EXERCISE PROMPT: Pull every line that holds the word "Louisiana" from the entries.

TASK INPUT:

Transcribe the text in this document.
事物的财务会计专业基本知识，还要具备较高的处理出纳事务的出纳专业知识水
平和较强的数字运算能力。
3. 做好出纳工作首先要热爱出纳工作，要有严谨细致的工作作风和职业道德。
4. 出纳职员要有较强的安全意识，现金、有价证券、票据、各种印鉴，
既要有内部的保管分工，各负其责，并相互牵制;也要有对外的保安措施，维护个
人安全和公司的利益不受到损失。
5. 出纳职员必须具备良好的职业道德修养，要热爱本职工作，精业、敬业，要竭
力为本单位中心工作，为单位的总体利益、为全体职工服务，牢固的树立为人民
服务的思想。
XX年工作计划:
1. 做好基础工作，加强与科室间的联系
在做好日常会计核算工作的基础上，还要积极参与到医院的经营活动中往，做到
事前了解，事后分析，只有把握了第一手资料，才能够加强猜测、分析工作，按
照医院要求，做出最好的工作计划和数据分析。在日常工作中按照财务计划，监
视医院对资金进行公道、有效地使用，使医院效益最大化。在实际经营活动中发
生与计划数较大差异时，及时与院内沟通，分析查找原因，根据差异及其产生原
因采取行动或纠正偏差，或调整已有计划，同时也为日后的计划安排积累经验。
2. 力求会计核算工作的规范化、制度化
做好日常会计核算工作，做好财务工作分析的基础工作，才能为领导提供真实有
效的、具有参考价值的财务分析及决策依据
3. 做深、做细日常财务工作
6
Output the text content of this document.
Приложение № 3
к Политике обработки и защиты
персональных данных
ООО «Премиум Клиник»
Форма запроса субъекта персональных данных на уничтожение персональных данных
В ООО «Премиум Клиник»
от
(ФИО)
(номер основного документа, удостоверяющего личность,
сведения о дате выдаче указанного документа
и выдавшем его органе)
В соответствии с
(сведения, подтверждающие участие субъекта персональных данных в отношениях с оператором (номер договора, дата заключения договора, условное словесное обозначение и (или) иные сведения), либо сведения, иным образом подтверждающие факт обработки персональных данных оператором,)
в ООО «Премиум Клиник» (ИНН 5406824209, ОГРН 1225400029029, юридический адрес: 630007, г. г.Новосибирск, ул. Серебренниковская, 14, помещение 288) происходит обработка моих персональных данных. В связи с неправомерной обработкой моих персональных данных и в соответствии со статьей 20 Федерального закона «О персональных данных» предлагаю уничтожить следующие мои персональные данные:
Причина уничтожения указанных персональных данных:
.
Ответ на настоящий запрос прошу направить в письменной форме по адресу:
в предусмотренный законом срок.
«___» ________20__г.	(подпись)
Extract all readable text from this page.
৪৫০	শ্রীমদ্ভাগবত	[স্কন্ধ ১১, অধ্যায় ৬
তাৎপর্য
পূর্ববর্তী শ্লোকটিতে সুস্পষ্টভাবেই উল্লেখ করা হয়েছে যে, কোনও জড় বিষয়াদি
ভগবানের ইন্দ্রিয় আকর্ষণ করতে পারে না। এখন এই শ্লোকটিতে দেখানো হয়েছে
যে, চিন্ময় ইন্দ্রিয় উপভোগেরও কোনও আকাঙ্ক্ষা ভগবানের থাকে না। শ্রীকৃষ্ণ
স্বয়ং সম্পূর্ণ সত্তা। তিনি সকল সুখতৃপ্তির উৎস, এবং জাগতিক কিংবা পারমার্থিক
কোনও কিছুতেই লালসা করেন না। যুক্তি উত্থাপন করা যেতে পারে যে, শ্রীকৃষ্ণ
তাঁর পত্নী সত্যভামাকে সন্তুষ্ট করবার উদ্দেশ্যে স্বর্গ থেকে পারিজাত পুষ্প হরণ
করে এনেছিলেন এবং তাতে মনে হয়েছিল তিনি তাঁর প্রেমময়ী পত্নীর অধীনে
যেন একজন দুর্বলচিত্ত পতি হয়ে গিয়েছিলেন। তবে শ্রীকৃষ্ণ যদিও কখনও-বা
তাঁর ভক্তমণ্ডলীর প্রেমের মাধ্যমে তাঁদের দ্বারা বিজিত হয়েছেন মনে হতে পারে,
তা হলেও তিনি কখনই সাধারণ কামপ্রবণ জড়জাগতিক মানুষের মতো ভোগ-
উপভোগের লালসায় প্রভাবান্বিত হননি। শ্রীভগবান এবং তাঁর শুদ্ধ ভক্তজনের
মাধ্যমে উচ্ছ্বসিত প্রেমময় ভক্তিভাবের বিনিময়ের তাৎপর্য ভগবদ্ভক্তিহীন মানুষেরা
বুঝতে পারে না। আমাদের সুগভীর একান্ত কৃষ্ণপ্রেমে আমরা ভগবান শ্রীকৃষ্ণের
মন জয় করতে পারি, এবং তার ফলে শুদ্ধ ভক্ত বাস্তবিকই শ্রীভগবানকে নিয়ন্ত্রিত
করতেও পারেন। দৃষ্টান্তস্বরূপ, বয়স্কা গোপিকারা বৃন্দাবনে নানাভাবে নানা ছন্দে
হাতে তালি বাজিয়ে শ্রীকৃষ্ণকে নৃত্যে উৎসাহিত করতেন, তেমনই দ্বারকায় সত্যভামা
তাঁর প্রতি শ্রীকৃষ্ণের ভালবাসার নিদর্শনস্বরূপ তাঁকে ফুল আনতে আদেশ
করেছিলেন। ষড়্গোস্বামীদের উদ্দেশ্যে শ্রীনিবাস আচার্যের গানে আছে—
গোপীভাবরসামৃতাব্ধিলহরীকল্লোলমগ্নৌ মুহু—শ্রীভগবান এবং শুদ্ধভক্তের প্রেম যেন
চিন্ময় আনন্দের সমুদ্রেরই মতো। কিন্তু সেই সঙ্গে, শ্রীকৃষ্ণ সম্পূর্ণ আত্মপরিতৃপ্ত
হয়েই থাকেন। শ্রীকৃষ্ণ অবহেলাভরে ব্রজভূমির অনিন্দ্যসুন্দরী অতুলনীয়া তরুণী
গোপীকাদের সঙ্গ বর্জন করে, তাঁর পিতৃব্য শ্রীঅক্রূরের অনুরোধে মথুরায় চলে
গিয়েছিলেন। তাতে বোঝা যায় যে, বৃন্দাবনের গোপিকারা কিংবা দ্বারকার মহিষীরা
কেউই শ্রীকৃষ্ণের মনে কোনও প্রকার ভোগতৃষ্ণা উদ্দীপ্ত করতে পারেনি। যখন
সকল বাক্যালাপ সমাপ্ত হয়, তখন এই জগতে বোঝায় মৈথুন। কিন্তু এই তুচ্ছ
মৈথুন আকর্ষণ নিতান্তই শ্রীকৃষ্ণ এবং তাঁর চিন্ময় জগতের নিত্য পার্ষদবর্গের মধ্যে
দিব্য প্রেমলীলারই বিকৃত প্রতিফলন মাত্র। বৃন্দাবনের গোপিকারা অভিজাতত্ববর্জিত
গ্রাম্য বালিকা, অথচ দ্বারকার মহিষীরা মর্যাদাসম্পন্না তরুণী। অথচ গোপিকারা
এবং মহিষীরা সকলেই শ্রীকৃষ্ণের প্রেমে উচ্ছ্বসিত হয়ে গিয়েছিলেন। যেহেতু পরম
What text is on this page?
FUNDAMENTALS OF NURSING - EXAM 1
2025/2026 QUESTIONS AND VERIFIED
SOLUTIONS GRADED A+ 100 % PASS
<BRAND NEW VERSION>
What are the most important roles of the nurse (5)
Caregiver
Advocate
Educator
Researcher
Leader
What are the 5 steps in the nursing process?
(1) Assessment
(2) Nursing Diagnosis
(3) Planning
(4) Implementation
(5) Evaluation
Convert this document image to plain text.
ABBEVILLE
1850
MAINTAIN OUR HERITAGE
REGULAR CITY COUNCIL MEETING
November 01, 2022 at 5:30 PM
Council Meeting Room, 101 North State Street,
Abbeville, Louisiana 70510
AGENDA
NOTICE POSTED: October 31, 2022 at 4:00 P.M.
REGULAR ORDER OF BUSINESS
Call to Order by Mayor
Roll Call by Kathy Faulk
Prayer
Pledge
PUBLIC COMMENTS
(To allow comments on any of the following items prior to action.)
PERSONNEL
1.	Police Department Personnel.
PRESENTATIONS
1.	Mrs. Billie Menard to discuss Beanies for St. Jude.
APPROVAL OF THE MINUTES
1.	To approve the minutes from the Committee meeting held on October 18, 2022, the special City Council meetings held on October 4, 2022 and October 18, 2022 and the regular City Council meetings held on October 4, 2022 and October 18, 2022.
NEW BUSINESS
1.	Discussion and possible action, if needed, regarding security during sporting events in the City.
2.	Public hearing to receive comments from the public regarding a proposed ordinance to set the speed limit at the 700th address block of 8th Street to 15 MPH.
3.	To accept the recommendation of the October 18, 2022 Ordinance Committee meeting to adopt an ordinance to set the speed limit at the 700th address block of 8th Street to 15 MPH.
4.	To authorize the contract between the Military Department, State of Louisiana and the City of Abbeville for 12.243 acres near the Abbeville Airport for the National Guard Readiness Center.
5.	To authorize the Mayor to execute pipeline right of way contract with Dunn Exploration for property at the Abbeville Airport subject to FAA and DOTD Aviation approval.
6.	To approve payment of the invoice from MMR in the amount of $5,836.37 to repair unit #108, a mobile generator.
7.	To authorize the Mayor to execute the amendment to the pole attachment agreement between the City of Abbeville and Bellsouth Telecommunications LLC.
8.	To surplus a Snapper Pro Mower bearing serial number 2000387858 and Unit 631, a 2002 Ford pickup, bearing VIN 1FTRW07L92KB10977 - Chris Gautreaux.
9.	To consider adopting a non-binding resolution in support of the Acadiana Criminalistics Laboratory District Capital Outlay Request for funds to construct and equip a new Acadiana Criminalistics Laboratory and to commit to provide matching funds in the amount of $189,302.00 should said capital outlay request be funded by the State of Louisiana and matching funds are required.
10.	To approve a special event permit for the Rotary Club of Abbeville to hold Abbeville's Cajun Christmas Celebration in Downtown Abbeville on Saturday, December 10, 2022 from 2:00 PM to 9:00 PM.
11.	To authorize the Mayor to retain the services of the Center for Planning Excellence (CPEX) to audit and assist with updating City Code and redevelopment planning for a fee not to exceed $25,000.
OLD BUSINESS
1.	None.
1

EXERCISE OUTPUT:
Abbeville, Louisiana 70510
4.	To authorize the contract between the Military Department, State of Louisiana and the City of Abbeville for 12.243 acres near the Abbeville Airport for the National Guard Readiness Center.
9.	To consider adopting a non-binding resolution in support of the Acadiana Criminalistics Laboratory District Capital Outlay Request for funds to construct and equip a new Acadiana Criminalistics Laboratory and to commit to provide matching funds in the amount of $189,302.00 should said capital outlay request be funded by the State of Louisiana and matching funds are required.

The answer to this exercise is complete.